*Stored records:*
- - -
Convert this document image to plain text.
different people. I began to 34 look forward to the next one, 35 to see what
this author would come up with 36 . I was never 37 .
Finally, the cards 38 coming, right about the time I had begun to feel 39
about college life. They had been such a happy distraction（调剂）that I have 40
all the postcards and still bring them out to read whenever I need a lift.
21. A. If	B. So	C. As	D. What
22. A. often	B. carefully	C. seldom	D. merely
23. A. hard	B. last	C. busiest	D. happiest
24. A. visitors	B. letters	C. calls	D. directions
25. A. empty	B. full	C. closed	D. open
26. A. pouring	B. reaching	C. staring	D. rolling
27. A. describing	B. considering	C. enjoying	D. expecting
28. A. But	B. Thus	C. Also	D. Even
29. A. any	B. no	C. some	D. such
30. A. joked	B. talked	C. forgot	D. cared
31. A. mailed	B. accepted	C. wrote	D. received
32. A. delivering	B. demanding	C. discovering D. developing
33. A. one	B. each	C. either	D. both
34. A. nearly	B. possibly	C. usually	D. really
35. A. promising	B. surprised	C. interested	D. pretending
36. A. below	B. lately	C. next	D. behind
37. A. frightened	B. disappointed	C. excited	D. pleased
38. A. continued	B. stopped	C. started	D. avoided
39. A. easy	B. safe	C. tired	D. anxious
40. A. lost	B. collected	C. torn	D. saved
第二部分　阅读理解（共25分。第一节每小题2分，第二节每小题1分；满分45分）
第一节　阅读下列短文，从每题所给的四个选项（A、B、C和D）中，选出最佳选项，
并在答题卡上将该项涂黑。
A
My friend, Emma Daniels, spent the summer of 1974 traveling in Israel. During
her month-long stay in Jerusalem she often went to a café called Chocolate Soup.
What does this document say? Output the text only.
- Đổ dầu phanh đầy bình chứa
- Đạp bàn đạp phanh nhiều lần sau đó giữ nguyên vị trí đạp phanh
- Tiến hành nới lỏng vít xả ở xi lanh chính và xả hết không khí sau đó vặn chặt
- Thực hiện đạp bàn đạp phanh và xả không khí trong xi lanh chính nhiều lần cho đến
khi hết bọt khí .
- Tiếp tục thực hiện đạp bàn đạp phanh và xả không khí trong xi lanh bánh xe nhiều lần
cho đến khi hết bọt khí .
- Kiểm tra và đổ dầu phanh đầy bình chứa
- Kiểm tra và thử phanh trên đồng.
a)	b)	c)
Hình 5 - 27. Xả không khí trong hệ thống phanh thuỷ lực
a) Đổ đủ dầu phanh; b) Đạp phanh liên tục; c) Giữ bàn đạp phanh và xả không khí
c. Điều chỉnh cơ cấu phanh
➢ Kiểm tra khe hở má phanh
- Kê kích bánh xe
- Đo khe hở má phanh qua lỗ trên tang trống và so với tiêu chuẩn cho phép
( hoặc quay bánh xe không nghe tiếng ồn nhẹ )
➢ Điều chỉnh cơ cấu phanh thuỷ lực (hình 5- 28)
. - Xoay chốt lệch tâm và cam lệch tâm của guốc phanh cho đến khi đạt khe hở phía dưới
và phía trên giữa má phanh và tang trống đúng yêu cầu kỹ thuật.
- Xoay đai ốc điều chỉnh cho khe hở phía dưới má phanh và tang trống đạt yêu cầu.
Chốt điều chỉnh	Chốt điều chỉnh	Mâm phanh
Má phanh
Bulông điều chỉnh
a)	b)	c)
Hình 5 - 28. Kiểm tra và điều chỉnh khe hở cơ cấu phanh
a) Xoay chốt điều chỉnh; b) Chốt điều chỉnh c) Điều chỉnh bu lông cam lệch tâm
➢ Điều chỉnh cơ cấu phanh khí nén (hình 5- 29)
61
- - -
Repeat exactly the lines above from the line that contains "What does this" through the end. Include both of these ends; leave out everything else.

What does this document say? Output the text only.
- Đổ dầu phanh đầy bình chứa
- Đạp bàn đạp phanh nhiều lần sau đó giữ nguyên vị trí đạp phanh
- Tiến hành nới lỏng vít xả ở xi lanh chính và xả hết không khí sau đó vặn chặt
- Thực hiện đạp bàn đạp phanh và xả không khí trong xi lanh chính nhiều lần cho đến
khi hết bọt khí .
- Tiếp tục thực hiện đạp bàn đạp phanh và xả không khí trong xi lanh bánh xe nhiều lần
cho đến khi hết bọt khí .
- Kiểm tra và đổ dầu phanh đầy bình chứa
- Kiểm tra và thử phanh trên đồng.
a)	b)	c)
Hình 5 - 27. Xả không khí trong hệ thống phanh thuỷ lực
a) Đổ đủ dầu phanh; b) Đạp phanh liên tục; c) Giữ bàn đạp phanh và xả không khí
c. Điều chỉnh cơ cấu phanh
➢ Kiểm tra khe hở má phanh
- Kê kích bánh xe
- Đo khe hở má phanh qua lỗ trên tang trống và so với tiêu chuẩn cho phép
( hoặc quay bánh xe không nghe tiếng ồn nhẹ )
➢ Điều chỉnh cơ cấu phanh thuỷ lực (hình 5- 28)
. - Xoay chốt lệch tâm và cam lệch tâm của guốc phanh cho đến khi đạt khe hở phía dưới
và phía trên giữa má phanh và tang trống đúng yêu cầu kỹ thuật.
- Xoay đai ốc điều chỉnh cho khe hở phía dưới má phanh và tang trống đạt yêu cầu.
Chốt điều chỉnh	Chốt điều chỉnh	Mâm phanh
Má phanh
Bulông điều chỉnh
a)	b)	c)
Hình 5 - 28. Kiểm tra và điều chỉnh khe hở cơ cấu phanh
a) Xoay chốt điều chỉnh; b) Chốt điều chỉnh c) Điều chỉnh bu lông cam lệch tâm
➢ Điều chỉnh cơ cấu phanh khí nén (hình 5- 29)
61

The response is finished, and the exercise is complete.